— The task —
Count how many lines hold the string "description". Give that number alone.

— Provided records —
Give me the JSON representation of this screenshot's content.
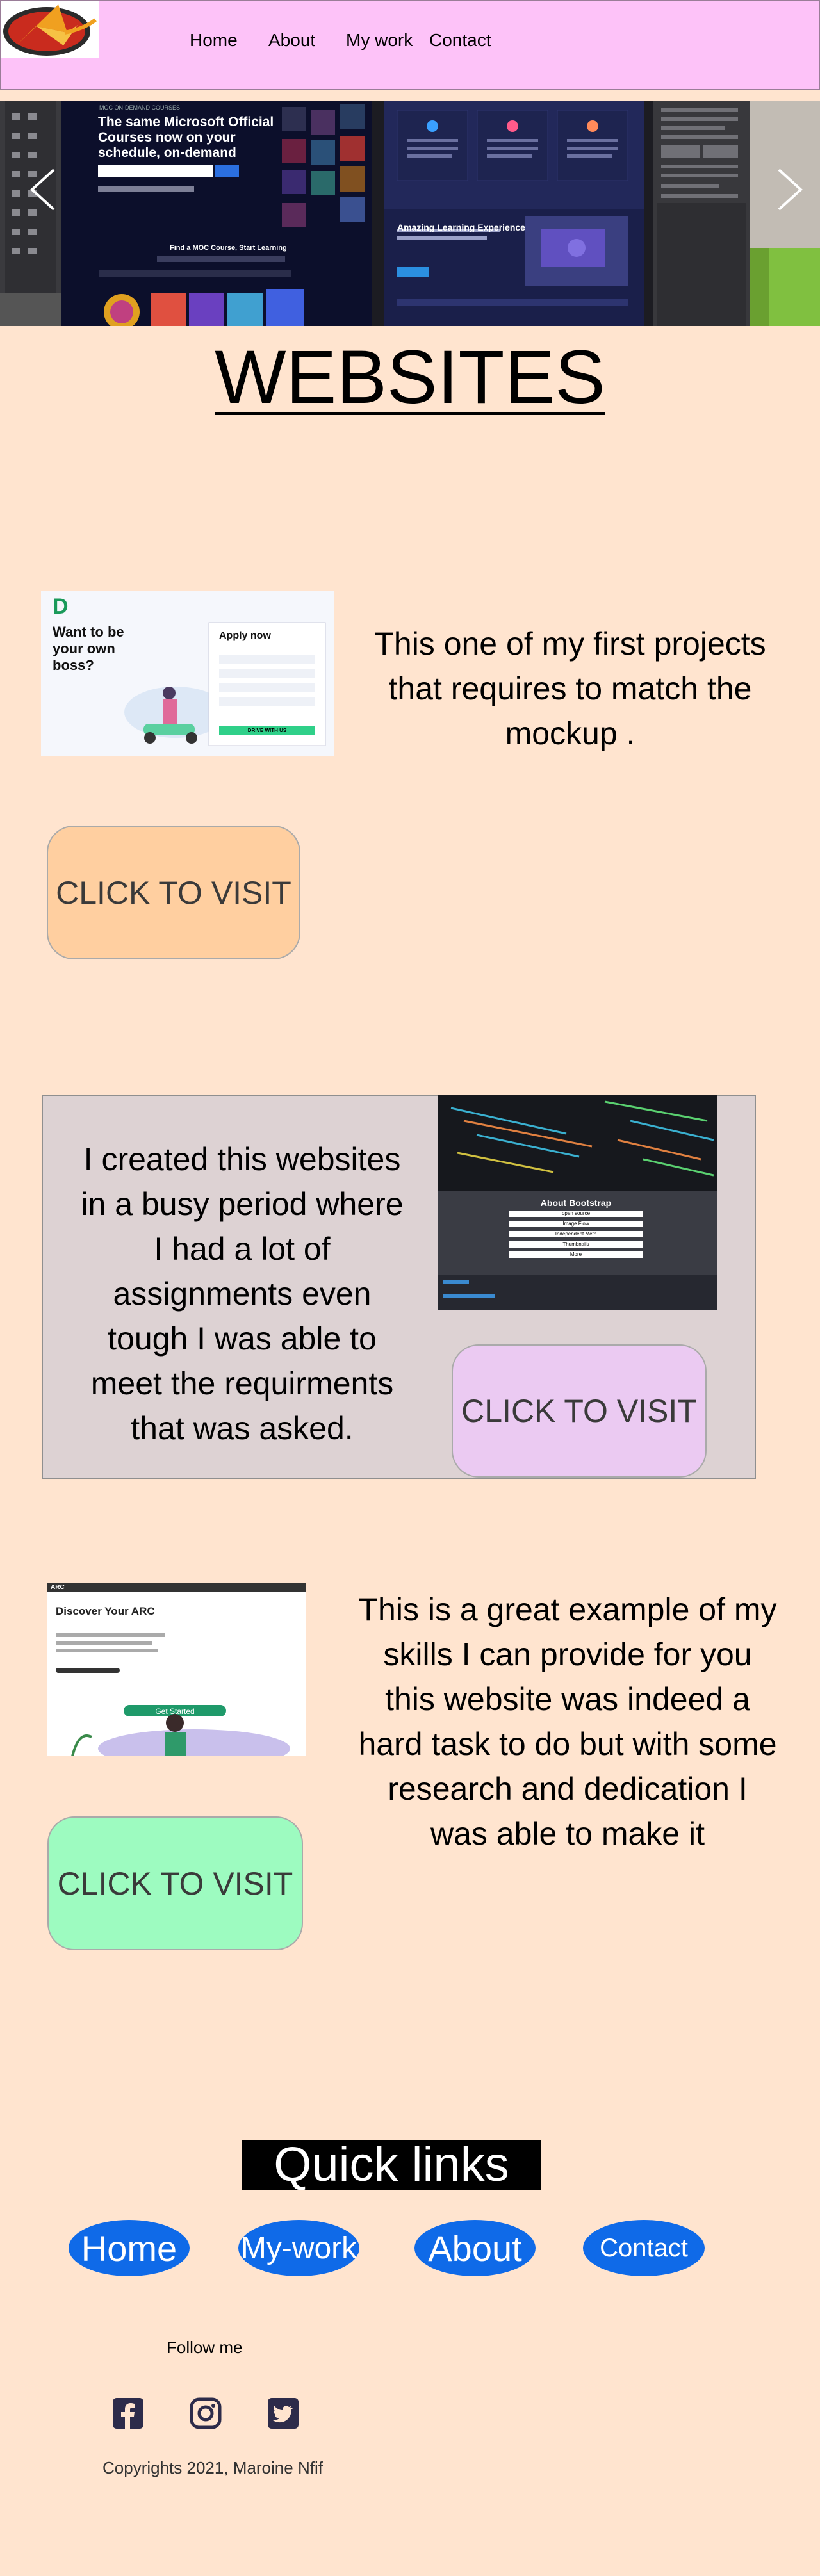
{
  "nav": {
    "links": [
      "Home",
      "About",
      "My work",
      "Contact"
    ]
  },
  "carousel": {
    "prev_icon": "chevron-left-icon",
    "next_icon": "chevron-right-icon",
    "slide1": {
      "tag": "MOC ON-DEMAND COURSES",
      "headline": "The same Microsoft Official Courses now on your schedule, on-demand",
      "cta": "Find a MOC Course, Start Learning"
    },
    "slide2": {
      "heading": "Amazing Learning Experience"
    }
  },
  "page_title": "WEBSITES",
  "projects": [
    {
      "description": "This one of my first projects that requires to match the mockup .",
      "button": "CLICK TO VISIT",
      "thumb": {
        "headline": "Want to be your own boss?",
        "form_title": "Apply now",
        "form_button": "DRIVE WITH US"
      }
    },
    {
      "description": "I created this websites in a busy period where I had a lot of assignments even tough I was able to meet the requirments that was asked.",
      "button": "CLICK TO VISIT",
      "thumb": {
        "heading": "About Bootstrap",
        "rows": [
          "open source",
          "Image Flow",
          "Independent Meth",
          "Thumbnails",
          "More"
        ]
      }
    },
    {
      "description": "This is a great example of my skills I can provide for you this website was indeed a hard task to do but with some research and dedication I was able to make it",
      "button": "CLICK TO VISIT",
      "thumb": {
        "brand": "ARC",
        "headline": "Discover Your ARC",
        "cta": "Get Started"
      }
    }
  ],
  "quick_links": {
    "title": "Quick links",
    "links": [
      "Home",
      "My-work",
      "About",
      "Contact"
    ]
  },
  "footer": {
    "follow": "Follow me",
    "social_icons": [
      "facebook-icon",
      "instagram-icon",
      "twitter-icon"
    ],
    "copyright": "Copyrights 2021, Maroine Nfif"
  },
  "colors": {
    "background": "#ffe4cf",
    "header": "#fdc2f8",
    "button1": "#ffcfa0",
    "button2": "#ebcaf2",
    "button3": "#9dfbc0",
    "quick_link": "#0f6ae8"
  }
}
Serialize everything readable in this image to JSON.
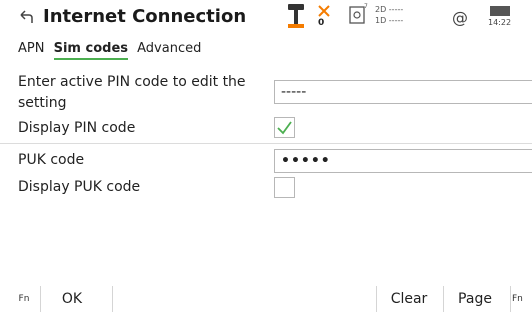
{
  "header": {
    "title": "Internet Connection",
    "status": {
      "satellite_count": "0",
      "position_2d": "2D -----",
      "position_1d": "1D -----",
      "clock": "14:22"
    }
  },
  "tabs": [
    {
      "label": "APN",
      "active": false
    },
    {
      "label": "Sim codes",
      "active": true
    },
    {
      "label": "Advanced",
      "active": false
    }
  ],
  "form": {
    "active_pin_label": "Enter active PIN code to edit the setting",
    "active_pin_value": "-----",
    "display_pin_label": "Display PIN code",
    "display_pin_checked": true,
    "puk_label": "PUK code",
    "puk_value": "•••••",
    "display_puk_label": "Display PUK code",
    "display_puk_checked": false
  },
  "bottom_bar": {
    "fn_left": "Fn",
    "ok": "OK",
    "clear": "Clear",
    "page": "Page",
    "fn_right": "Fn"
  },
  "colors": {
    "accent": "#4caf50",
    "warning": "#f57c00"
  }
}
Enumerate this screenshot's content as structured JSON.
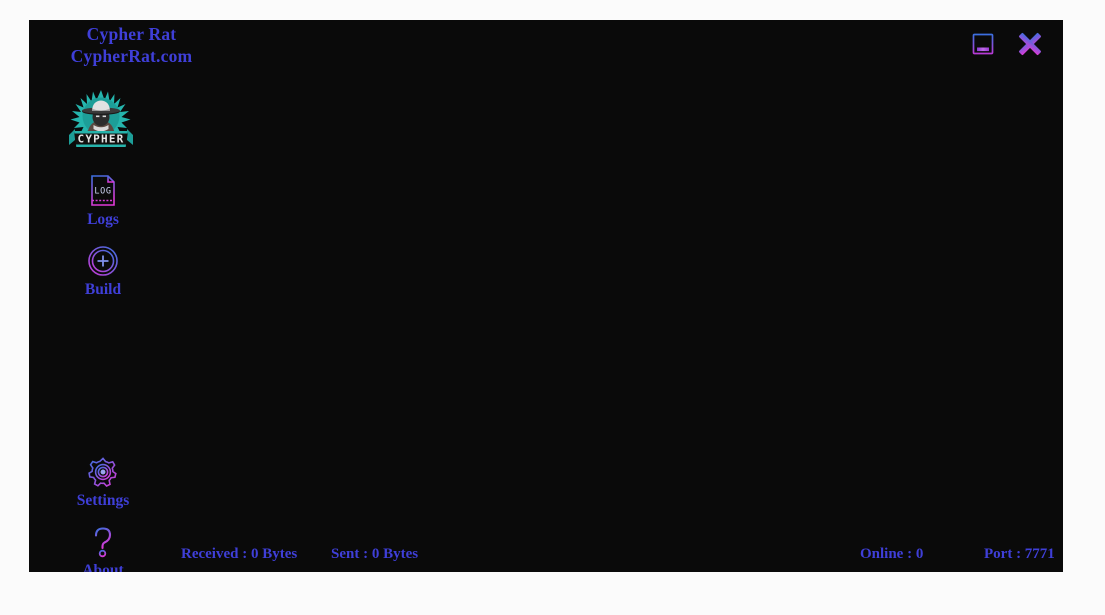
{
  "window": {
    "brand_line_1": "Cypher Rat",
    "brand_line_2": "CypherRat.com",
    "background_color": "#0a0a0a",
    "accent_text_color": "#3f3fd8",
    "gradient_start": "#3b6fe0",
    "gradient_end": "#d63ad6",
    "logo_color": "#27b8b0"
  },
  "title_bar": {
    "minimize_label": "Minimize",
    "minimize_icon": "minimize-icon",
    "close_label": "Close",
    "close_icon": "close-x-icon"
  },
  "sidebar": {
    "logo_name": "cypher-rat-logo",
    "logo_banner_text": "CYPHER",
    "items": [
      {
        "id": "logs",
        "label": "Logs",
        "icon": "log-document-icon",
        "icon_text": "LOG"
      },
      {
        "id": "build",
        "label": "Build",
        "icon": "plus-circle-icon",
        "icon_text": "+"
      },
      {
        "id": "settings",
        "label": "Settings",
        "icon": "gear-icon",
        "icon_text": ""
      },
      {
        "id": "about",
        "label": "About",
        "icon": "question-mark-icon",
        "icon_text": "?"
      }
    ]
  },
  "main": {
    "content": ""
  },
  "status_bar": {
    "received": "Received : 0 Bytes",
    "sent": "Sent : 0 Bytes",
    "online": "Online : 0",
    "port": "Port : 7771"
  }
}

— The result —
3